How many lines of these records hold the string "female"? Reply with the number alone.
------------
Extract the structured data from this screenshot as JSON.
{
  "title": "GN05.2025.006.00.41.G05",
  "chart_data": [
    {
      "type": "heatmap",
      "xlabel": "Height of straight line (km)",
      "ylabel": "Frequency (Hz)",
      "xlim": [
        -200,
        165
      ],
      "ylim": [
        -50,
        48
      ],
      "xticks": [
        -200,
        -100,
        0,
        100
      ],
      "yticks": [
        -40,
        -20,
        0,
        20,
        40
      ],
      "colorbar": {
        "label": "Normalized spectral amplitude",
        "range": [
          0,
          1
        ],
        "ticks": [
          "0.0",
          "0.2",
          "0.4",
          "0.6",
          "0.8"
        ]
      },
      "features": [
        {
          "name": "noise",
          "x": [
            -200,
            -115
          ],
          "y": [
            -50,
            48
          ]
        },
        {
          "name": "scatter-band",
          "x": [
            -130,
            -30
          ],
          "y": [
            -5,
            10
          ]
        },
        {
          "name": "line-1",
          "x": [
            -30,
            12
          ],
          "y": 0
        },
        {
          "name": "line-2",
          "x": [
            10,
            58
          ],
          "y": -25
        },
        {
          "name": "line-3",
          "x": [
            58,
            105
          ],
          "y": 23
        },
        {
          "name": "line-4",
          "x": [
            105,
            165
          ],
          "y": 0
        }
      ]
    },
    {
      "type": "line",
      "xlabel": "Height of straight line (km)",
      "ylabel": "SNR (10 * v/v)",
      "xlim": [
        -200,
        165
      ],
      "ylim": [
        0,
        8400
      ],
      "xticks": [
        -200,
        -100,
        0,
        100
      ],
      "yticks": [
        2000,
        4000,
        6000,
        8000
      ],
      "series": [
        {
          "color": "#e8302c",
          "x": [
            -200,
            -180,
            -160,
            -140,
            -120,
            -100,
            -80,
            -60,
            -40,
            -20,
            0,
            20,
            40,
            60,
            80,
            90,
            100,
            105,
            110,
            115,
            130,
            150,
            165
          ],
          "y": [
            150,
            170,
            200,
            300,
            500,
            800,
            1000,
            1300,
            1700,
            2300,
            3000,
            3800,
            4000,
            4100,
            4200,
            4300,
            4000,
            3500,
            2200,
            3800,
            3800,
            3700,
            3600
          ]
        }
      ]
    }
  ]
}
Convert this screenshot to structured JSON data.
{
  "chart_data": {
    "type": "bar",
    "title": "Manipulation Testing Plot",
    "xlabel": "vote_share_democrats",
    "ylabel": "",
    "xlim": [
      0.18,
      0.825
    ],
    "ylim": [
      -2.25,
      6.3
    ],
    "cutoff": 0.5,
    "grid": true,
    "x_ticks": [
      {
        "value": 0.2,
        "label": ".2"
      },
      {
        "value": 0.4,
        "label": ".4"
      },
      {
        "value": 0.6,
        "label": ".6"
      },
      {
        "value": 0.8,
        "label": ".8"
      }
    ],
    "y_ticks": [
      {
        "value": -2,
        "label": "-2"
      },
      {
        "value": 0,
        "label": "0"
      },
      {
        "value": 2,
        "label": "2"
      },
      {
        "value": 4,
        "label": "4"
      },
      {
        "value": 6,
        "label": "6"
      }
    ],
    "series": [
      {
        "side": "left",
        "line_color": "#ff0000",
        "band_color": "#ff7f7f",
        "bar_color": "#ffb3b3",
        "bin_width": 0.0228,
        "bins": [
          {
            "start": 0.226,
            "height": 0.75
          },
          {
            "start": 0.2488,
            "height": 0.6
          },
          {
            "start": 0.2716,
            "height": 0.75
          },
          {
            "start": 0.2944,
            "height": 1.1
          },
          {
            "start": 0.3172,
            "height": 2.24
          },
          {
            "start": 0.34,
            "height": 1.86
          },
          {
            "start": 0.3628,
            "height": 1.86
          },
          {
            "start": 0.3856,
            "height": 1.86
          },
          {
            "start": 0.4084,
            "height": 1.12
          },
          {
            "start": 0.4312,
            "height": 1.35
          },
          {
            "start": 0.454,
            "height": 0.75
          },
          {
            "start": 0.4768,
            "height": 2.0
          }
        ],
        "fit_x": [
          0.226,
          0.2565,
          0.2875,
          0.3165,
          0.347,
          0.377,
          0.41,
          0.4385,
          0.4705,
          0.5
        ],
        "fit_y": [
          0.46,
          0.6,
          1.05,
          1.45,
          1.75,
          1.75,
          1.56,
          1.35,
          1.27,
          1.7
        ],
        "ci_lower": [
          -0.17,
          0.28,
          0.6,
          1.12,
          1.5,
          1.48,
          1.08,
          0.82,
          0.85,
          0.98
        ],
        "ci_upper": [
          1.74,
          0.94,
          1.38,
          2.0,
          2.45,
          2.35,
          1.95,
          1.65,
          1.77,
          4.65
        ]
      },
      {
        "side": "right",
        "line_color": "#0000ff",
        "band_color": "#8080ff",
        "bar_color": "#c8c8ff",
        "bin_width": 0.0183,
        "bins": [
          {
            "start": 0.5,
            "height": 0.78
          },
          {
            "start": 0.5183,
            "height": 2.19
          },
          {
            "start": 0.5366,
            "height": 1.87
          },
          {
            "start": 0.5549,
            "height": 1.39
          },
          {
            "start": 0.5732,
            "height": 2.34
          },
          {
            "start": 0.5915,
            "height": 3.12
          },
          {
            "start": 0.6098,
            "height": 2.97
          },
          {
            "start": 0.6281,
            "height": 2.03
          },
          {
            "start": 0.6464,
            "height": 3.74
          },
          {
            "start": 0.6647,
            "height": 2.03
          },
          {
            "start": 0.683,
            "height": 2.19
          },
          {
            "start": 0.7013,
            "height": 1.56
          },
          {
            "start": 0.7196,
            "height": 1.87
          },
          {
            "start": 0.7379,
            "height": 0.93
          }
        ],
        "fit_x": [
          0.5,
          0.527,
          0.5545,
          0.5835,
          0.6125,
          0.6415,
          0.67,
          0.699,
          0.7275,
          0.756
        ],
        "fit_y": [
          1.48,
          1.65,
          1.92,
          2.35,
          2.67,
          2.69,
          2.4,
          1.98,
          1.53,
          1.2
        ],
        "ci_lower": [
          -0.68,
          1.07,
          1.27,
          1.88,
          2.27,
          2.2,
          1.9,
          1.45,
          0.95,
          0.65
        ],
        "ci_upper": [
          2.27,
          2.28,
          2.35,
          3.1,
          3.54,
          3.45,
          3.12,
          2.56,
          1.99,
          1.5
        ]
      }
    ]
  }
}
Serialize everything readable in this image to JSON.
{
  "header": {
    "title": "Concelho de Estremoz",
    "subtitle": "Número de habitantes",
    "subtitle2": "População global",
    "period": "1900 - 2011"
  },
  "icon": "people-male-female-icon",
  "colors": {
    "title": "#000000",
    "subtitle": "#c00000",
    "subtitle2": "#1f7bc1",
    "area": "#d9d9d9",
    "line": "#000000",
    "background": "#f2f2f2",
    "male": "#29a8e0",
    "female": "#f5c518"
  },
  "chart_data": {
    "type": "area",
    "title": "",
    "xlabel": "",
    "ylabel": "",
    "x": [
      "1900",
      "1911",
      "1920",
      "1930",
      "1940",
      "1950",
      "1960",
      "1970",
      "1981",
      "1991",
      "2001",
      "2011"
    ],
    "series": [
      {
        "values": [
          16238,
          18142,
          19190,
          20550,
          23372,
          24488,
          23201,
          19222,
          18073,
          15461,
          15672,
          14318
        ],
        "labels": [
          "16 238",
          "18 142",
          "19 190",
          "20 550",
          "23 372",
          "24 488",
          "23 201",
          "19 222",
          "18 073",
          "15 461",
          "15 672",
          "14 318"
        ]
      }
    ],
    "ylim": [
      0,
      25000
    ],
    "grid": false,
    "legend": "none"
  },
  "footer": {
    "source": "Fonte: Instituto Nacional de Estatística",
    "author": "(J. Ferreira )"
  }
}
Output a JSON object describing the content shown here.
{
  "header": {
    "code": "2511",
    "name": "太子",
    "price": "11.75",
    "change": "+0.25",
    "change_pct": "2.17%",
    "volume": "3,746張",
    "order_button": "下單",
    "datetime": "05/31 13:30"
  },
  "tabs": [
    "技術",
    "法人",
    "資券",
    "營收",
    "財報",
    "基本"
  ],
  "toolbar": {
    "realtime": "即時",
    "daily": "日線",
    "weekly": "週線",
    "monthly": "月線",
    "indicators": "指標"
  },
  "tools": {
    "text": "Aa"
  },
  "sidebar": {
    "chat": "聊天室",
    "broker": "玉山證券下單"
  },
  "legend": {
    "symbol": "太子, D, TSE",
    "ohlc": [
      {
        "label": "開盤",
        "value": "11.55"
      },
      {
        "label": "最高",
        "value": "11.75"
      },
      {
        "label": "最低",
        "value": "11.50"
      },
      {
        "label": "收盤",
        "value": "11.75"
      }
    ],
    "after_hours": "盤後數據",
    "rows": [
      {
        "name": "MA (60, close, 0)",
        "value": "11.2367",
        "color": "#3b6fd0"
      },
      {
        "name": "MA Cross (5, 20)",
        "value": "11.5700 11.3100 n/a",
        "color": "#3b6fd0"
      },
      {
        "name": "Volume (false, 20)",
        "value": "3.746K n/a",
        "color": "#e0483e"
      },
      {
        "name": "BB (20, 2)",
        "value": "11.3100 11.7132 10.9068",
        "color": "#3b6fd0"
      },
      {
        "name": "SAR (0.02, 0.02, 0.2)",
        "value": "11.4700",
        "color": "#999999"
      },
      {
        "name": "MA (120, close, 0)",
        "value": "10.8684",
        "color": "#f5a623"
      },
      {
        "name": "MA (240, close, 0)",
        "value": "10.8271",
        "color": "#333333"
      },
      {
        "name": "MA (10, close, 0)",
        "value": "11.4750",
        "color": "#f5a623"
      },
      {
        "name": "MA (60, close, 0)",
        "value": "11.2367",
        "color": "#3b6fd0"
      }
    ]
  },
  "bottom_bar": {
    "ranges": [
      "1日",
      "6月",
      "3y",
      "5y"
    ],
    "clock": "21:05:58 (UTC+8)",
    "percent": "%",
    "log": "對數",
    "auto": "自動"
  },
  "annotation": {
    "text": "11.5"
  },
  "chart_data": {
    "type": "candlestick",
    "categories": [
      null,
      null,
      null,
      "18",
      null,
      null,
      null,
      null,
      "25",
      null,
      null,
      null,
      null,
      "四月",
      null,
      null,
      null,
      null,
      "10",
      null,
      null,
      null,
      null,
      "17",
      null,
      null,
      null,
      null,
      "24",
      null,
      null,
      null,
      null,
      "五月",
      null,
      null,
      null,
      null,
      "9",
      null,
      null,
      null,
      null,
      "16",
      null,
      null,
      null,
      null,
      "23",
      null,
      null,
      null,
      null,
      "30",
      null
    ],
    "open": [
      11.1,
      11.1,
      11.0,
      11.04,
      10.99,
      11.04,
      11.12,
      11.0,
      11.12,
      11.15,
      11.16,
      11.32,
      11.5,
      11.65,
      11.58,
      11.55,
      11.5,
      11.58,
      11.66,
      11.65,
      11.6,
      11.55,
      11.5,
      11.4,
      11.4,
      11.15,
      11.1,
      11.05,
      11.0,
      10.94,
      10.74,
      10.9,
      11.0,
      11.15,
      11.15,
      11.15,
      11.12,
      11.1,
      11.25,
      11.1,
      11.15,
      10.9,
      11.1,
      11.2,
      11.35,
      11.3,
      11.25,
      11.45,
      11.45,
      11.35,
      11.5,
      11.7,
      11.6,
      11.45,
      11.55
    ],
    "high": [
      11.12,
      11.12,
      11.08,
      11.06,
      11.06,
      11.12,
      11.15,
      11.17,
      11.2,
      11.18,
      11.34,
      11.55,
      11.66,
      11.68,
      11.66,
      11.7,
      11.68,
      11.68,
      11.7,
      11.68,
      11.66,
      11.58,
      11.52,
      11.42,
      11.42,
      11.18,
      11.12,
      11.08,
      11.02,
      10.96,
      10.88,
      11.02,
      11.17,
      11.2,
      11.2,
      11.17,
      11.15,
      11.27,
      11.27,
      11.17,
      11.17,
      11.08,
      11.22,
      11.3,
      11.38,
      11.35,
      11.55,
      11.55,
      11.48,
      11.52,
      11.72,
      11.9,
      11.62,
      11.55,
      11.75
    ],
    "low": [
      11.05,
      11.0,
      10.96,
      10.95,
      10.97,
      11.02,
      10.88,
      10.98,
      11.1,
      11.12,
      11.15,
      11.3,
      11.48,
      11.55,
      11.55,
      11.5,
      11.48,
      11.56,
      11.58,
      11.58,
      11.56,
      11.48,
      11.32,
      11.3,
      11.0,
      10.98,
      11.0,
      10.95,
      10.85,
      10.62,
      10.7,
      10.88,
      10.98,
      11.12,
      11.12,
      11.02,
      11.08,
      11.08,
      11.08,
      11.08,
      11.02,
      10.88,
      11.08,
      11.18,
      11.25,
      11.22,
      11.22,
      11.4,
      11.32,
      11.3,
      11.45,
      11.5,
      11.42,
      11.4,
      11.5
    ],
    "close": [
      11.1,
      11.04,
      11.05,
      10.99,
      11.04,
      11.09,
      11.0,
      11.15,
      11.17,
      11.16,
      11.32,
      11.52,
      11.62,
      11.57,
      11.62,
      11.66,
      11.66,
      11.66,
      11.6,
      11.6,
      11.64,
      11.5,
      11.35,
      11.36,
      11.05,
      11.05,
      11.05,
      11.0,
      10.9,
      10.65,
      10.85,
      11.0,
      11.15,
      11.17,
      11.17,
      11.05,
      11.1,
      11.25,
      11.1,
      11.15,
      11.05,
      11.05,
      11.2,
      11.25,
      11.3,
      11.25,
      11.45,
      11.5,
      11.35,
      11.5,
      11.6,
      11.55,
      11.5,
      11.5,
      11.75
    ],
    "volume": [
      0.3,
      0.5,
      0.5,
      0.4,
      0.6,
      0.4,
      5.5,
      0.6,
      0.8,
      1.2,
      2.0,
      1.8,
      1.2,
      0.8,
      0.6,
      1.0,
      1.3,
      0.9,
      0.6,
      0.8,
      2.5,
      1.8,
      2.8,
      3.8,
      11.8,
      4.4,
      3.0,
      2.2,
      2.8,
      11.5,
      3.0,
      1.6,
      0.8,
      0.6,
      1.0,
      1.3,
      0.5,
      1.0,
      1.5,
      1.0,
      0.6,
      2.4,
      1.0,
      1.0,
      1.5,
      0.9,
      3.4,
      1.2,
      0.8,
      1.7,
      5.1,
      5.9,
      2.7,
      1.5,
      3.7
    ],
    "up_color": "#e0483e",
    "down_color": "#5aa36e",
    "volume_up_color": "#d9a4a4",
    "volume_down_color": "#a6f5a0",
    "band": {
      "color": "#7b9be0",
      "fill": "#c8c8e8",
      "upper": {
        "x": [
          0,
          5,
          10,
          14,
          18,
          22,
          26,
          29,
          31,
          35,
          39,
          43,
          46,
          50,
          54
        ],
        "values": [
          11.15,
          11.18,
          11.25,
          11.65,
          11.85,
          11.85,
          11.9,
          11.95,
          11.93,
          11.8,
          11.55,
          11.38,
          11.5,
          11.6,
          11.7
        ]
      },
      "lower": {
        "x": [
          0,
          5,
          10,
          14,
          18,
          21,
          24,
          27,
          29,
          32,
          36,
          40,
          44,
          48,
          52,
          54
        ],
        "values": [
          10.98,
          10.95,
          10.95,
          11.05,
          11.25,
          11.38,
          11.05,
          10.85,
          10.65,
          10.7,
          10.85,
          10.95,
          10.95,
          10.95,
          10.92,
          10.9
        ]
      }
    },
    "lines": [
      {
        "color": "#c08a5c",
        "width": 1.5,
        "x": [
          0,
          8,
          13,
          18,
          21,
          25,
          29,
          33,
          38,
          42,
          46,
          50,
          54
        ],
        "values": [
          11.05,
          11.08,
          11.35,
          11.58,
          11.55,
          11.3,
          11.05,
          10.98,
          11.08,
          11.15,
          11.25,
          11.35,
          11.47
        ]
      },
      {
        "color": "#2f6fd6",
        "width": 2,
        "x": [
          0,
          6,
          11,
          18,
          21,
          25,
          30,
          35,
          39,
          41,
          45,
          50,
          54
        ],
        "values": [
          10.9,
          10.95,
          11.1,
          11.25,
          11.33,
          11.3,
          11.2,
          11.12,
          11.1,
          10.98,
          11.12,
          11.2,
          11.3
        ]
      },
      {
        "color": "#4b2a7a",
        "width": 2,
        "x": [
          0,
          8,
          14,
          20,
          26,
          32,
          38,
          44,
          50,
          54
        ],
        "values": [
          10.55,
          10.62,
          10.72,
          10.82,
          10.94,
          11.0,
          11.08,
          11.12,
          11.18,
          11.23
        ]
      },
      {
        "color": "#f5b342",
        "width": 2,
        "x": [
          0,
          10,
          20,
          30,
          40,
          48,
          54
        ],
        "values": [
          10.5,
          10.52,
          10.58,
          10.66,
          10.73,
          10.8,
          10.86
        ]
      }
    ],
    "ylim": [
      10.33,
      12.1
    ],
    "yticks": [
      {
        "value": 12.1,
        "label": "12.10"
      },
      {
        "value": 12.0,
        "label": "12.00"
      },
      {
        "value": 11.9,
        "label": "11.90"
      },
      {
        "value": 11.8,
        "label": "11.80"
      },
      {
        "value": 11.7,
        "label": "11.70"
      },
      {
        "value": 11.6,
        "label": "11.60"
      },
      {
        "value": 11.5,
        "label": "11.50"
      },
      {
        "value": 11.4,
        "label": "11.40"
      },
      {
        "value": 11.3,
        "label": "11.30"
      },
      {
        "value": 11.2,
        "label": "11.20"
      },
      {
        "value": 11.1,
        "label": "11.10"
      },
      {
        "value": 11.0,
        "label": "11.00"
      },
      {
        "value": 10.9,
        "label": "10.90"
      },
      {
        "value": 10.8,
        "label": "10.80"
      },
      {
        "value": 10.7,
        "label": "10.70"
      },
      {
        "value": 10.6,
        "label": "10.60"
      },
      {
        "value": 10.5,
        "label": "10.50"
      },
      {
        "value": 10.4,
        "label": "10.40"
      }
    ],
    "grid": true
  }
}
------------
■ **WRITTEN SOLUTION**:
2